--- THE PROBLEM ---
Quote word for word from the line holding "Transcribe this image's" to the last line below, including both, and omit any pictures.

--- DATA LISTING ---
■ ■ ■ ■
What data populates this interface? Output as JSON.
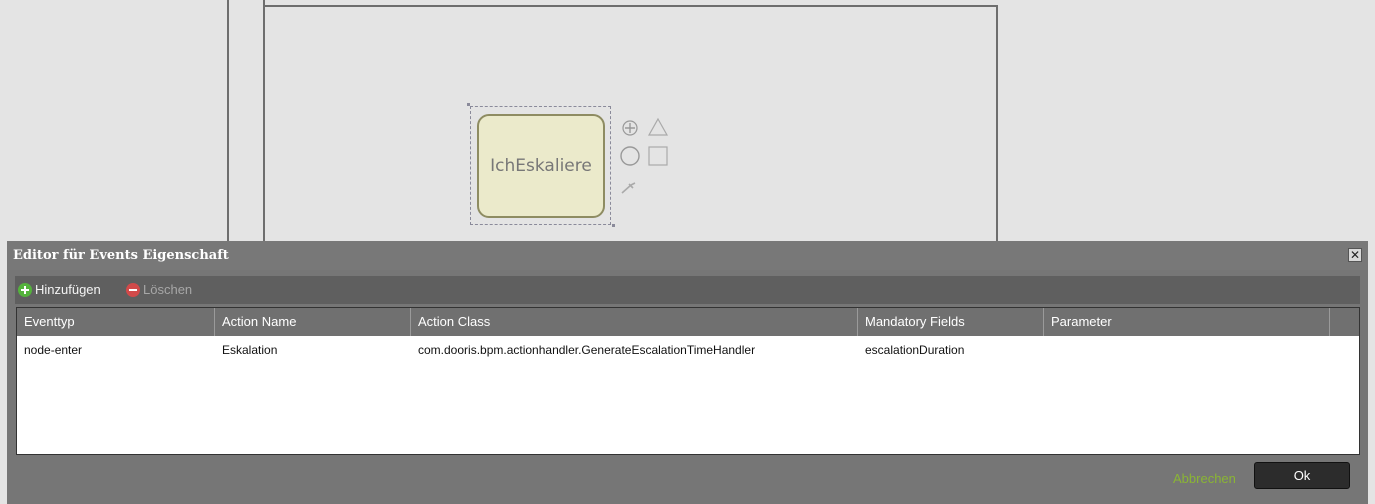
{
  "canvas": {
    "task_label": "IchEskaliere"
  },
  "dialog": {
    "title": "Editor für Events Eigenschaft",
    "close_symbol": "✕",
    "toolbar": {
      "add_label": "Hinzufügen",
      "delete_label": "Löschen"
    },
    "columns": [
      "Eventtyp",
      "Action Name",
      "Action Class",
      "Mandatory Fields",
      "Parameter"
    ],
    "rows": [
      {
        "eventtyp": "node-enter",
        "action_name": "Eskalation",
        "action_class": "com.dooris.bpm.actionhandler.GenerateEscalationTimeHandler",
        "mandatory_fields": "escalationDuration",
        "parameter": ""
      }
    ],
    "cancel_label": "Abbrechen",
    "ok_label": "Ok"
  },
  "colors": {
    "task_fill": "#ebeacb",
    "task_border": "#8e8c62",
    "dialog_bg": "#6e6e6e",
    "add_icon": "#54b33c",
    "delete_icon": "#d14a4a",
    "cancel_link": "#8ab534"
  },
  "icons": [
    "add-icon",
    "delete-icon",
    "close-icon",
    "move-icon",
    "triangle-icon",
    "circle-icon",
    "square-icon",
    "wrench-icon"
  ]
}
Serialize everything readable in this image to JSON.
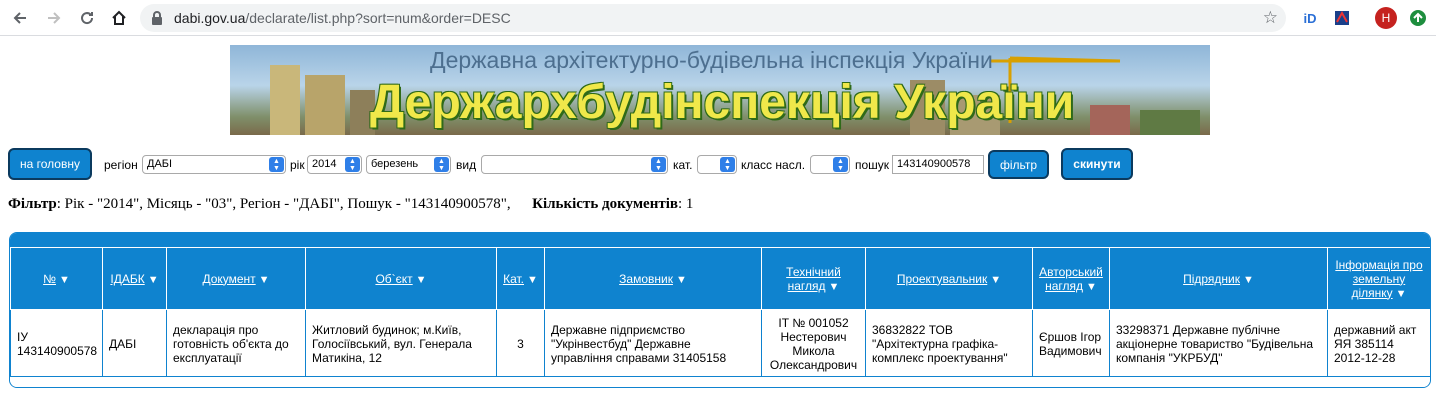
{
  "browser": {
    "url_host": "dabi.gov.ua",
    "url_path": "/declarate/list.php?sort=num&order=DESC",
    "profile_initial": "H"
  },
  "banner": {
    "subtitle": "Державна архітектурно-будівельна інспекція України",
    "title": "Держархбудінспекція України"
  },
  "filters": {
    "home_label": "на головну",
    "region_label": "регіон",
    "region_value": "ДАБІ",
    "year_label": "рік",
    "year_value": "2014",
    "month_value": "березень",
    "type_label": "вид",
    "type_value": "",
    "cat_label": "кат.",
    "cat_value": "",
    "class_label": "класс насл.",
    "class_value": "",
    "search_label": "пошук",
    "search_value": "143140900578",
    "filter_button": "фільтр",
    "reset_button": "скинути"
  },
  "summary": {
    "filter_bold": "Фільтр",
    "filter_text": ": Рік - \"2014\", Місяць - \"03\", Регіон - \"ДАБІ\", Пошук - \"143140900578\",",
    "count_bold": "Кількість документів",
    "count_text": ": 1"
  },
  "table": {
    "headers": [
      "№",
      "ІДАБК",
      "Документ",
      "Об`єкт",
      "Кат.",
      "Замовник",
      "Технічний нагляд",
      "Проектувальник",
      "Авторський нагляд",
      "Підрядник",
      "Інформація про земельну ділянку"
    ],
    "rows": [
      [
        "ІУ 143140900578",
        "ДАБІ",
        "декларація про готовність об'єкта до експлуатації",
        "Житловий будинок; м.Київ, Голосіївський, вул. Генерала Матикіна, 12",
        "3",
        "Державне підприємство \"Укрінвестбуд\" Державне управління справами 31405158",
        "ІТ № 001052 Нестерович Микола Олександрович",
        "36832822 ТОВ \"Архітектурна графіка-комплекс проектування\"",
        "Єршов Ігор Вадимович",
        "33298371 Державне публічне акціонерне товариство \"Будівельна компанія \"УКРБУД\"",
        "державний акт ЯЯ 385114 2012-12-28"
      ]
    ]
  },
  "colors": {
    "accent": "#0f83cf",
    "button_border": "#0b3a5e"
  }
}
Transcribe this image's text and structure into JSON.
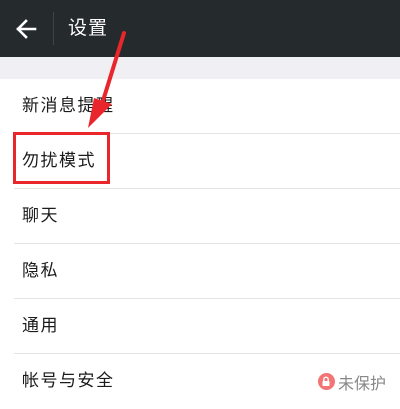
{
  "header": {
    "title": "设置",
    "back_icon": "arrow-left-icon"
  },
  "settings": {
    "items": [
      {
        "label": "新消息提醒"
      },
      {
        "label": "勿扰模式"
      },
      {
        "label": "聊天"
      },
      {
        "label": "隐私"
      },
      {
        "label": "通用"
      },
      {
        "label": "帐号与安全",
        "status": "未保护",
        "status_icon": "lock-icon"
      }
    ]
  },
  "annotation": {
    "color": "#e8262b",
    "highlighted_item": "勿扰模式"
  }
}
■ ■ ■ ■
--- EXERCISE OUTPUT ---
Transcribe this image's text and structure into JSON.
{
  "header": {
    "title": "设置",
    "back_icon": "arrow-left-icon"
  },
  "settings": {
    "items": [
      {
        "label": "新消息提醒"
      },
      {
        "label": "勿扰模式"
      },
      {
        "label": "聊天"
      },
      {
        "label": "隐私"
      },
      {
        "label": "通用"
      },
      {
        "label": "帐号与安全",
        "status": "未保护",
        "status_icon": "lock-icon"
      }
    ]
  },
  "annotation": {
    "color": "#e8262b",
    "highlighted_item": "勿扰模式"
  }
}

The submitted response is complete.